§ **GIVEN REQUEST**:
Pick out each line below containing "data".

§ **ENTRIES SHOWN**:
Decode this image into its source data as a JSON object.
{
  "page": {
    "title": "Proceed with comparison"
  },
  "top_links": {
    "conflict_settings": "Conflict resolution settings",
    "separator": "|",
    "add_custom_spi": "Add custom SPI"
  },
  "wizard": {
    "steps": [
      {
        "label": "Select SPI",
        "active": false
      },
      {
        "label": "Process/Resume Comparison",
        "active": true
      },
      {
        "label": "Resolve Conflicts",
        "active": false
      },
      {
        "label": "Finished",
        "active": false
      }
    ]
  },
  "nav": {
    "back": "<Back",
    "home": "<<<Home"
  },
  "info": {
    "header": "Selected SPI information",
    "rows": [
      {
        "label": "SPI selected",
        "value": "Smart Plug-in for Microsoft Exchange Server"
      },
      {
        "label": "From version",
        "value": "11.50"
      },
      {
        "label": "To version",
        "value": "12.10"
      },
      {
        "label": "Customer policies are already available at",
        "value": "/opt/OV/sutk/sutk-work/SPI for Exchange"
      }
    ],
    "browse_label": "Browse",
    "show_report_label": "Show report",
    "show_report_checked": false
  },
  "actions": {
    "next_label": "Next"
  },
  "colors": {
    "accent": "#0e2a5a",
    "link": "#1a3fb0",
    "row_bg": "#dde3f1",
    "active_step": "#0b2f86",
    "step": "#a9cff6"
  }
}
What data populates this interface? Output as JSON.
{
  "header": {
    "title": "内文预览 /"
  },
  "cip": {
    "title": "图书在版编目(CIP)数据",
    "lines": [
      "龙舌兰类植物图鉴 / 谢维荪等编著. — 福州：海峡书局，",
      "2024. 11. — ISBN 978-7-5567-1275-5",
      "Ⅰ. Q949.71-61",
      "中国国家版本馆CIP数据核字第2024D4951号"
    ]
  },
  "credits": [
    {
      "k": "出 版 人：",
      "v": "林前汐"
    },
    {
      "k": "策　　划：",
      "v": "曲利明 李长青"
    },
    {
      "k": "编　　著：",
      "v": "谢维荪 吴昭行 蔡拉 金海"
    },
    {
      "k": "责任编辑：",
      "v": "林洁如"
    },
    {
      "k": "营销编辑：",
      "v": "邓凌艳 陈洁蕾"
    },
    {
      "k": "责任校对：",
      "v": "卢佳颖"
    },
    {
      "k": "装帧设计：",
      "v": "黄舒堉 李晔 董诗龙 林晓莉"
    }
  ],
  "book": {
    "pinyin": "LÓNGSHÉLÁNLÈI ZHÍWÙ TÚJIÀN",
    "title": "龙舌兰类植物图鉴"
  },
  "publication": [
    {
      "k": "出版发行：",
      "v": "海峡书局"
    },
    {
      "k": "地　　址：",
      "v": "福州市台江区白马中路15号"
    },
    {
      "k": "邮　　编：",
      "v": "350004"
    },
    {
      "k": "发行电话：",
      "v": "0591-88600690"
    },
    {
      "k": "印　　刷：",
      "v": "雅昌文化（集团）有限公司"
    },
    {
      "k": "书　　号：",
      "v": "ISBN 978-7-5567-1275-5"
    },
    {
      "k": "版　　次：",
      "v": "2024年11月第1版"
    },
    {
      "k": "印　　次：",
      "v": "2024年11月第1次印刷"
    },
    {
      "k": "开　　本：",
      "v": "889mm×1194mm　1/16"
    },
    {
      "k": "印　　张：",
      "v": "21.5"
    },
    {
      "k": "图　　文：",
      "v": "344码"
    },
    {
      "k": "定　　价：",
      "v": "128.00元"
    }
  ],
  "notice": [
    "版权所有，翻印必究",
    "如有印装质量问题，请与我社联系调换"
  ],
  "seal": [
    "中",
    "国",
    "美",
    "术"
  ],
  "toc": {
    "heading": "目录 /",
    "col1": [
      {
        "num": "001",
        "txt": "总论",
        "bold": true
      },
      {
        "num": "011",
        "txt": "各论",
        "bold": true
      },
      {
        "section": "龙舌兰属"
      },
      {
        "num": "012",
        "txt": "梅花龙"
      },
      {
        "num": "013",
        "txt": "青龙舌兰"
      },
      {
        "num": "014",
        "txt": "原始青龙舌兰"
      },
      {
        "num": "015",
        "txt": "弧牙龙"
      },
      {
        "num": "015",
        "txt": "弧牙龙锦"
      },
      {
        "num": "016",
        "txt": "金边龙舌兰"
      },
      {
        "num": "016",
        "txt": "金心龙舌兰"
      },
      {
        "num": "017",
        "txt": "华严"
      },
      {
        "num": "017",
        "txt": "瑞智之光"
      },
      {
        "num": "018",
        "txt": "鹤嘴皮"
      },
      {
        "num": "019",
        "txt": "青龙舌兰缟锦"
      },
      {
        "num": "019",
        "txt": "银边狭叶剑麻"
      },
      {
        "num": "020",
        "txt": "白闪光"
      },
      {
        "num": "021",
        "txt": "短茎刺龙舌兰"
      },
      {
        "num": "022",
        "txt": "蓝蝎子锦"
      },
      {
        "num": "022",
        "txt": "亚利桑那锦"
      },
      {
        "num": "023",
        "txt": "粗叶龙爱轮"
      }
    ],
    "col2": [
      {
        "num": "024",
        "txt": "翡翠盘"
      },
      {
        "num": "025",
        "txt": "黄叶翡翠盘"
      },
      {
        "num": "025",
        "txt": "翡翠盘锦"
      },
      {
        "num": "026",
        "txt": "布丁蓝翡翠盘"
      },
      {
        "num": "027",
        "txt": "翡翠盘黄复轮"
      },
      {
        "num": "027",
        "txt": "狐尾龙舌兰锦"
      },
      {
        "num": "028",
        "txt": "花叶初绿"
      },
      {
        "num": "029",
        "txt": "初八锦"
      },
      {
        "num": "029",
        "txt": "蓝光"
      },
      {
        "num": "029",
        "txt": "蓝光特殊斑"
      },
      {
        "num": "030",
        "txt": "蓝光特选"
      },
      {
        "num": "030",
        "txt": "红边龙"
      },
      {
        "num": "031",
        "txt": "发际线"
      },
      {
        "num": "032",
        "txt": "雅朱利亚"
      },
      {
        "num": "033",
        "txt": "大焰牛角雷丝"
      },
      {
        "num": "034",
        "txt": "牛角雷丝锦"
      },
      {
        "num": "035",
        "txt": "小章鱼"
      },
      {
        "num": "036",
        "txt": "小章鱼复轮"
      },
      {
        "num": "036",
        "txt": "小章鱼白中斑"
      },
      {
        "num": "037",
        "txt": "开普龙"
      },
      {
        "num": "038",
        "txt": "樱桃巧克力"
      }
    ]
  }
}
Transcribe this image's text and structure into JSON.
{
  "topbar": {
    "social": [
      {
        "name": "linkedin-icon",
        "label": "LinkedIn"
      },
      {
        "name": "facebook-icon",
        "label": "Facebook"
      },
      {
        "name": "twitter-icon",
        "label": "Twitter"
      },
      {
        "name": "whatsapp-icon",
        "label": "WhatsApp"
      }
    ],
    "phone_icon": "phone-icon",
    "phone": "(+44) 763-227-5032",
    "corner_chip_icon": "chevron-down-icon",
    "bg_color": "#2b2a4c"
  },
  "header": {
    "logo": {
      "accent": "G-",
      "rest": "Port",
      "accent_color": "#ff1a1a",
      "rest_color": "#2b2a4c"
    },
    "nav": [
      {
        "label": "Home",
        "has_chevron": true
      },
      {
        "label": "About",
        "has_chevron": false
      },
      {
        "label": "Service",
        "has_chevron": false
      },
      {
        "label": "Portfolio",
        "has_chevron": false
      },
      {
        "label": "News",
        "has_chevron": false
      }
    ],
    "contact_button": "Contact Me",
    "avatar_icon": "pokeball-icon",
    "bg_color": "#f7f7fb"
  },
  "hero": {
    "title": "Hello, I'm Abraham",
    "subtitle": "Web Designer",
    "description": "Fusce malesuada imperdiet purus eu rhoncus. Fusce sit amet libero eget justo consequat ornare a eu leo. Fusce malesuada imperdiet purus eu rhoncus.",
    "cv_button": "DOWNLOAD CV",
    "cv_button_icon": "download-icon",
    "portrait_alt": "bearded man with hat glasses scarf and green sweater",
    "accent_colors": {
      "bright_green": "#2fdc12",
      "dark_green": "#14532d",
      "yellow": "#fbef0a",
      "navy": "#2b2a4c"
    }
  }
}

§ **EXERCISE RESPONSE**:
Decode this image into its source data as a JSON object.
What data populates this interface? Output as JSON.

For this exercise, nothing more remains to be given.